**WRITTEN PROBLEM**
Pull every line containing "highest" from the entries.

**Stored records**
════

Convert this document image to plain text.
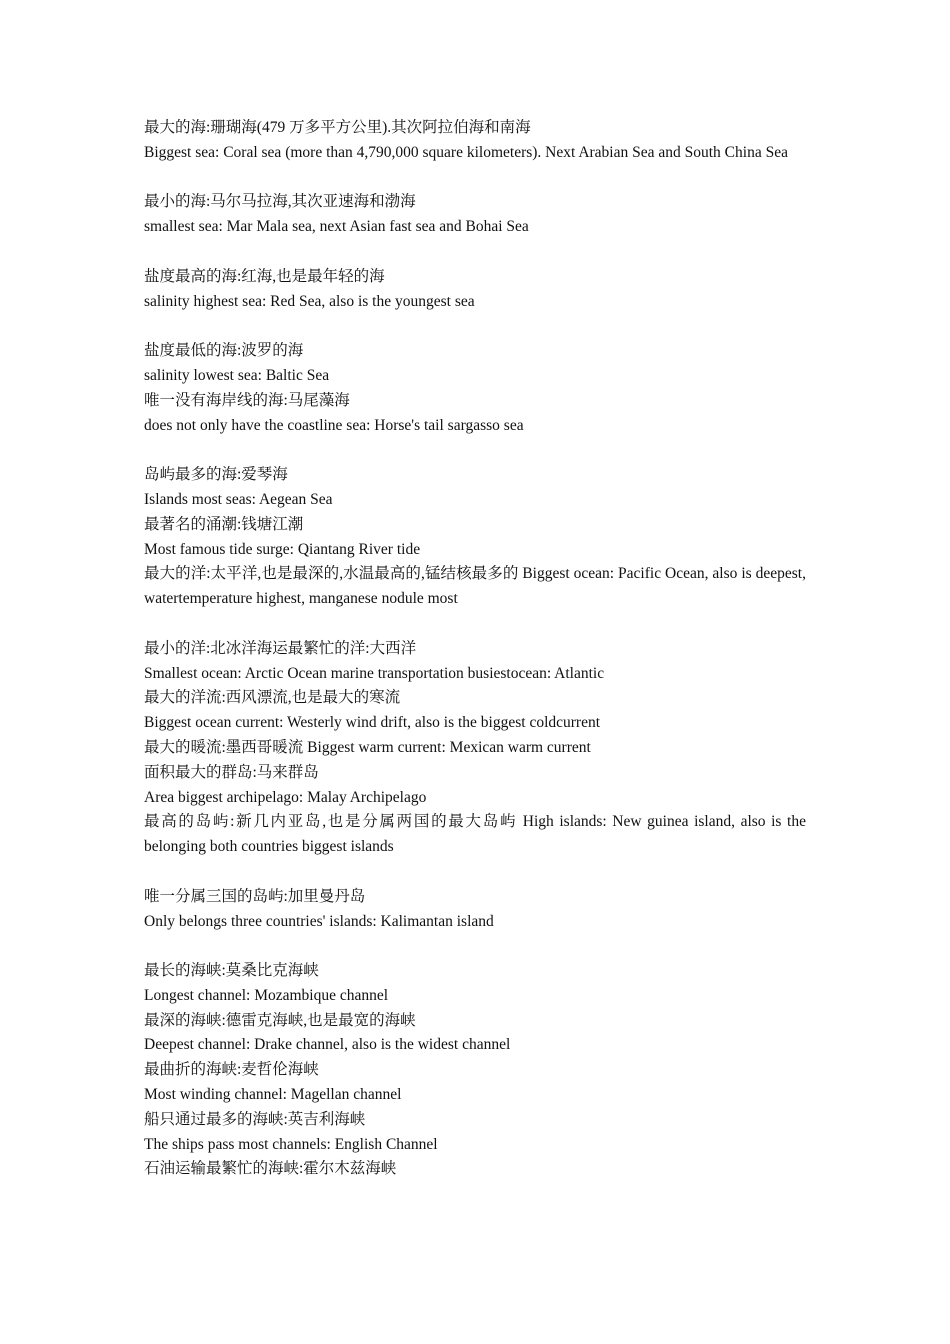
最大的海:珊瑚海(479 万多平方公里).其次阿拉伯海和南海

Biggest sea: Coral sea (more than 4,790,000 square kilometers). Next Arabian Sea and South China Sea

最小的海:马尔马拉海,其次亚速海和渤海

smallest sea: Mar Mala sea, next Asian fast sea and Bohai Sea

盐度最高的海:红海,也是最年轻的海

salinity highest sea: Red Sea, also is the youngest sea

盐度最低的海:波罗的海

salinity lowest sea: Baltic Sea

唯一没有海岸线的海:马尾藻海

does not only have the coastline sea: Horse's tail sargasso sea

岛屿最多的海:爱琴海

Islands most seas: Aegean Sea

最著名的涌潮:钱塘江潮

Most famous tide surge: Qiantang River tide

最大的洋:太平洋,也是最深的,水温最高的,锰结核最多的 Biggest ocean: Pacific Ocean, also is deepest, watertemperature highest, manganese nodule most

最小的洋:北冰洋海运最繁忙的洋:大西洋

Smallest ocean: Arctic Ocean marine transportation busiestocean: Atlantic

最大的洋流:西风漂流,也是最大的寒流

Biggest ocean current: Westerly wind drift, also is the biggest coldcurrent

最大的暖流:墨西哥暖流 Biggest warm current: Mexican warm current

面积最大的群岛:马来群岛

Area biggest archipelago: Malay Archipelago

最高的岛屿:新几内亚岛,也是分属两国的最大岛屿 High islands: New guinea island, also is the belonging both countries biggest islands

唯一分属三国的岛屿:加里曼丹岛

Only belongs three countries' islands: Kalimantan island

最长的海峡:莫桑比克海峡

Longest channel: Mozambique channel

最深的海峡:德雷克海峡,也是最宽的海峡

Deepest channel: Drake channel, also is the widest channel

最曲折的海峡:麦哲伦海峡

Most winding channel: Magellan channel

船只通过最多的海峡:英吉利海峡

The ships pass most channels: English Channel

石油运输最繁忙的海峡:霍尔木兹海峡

════

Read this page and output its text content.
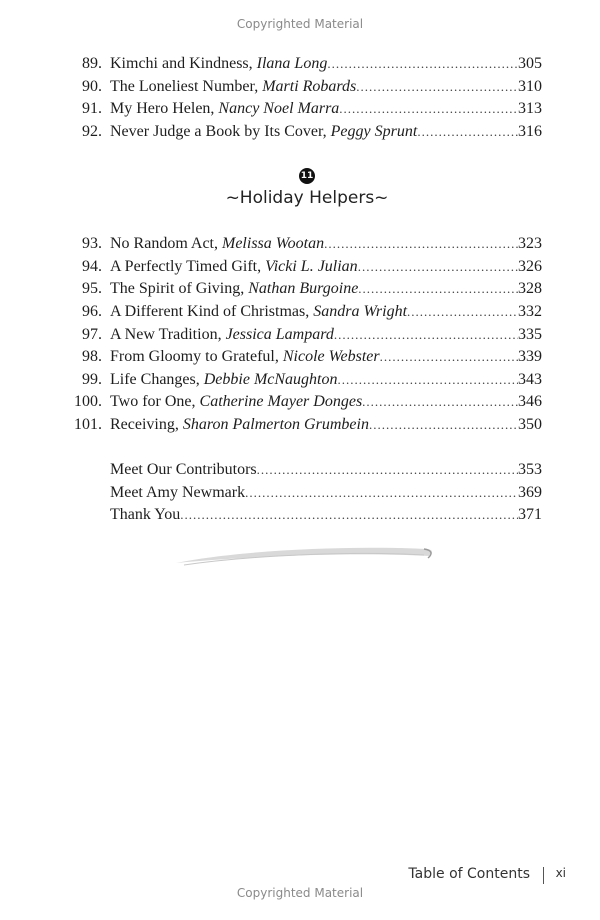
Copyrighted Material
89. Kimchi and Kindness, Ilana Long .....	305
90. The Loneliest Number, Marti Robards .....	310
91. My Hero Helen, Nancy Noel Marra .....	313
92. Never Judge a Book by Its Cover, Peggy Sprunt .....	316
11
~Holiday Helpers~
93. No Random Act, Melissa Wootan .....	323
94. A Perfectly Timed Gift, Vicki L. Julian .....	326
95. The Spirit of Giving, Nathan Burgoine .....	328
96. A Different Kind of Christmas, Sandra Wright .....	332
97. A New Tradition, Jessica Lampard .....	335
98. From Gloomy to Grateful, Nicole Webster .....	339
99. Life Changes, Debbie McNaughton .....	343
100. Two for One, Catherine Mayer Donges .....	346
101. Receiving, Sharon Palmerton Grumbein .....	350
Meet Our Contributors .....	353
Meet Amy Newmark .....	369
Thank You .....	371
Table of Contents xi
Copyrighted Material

════

**REPLY TO THE EXERCISE**
salinity highest sea: Red Sea, also is the youngest sea
最大的洋:太平洋,也是最深的,水温最高的,锰结核最多的 Biggest ocean: Pacific Ocean, also is deepest, watertemperature highest, manganese nodule most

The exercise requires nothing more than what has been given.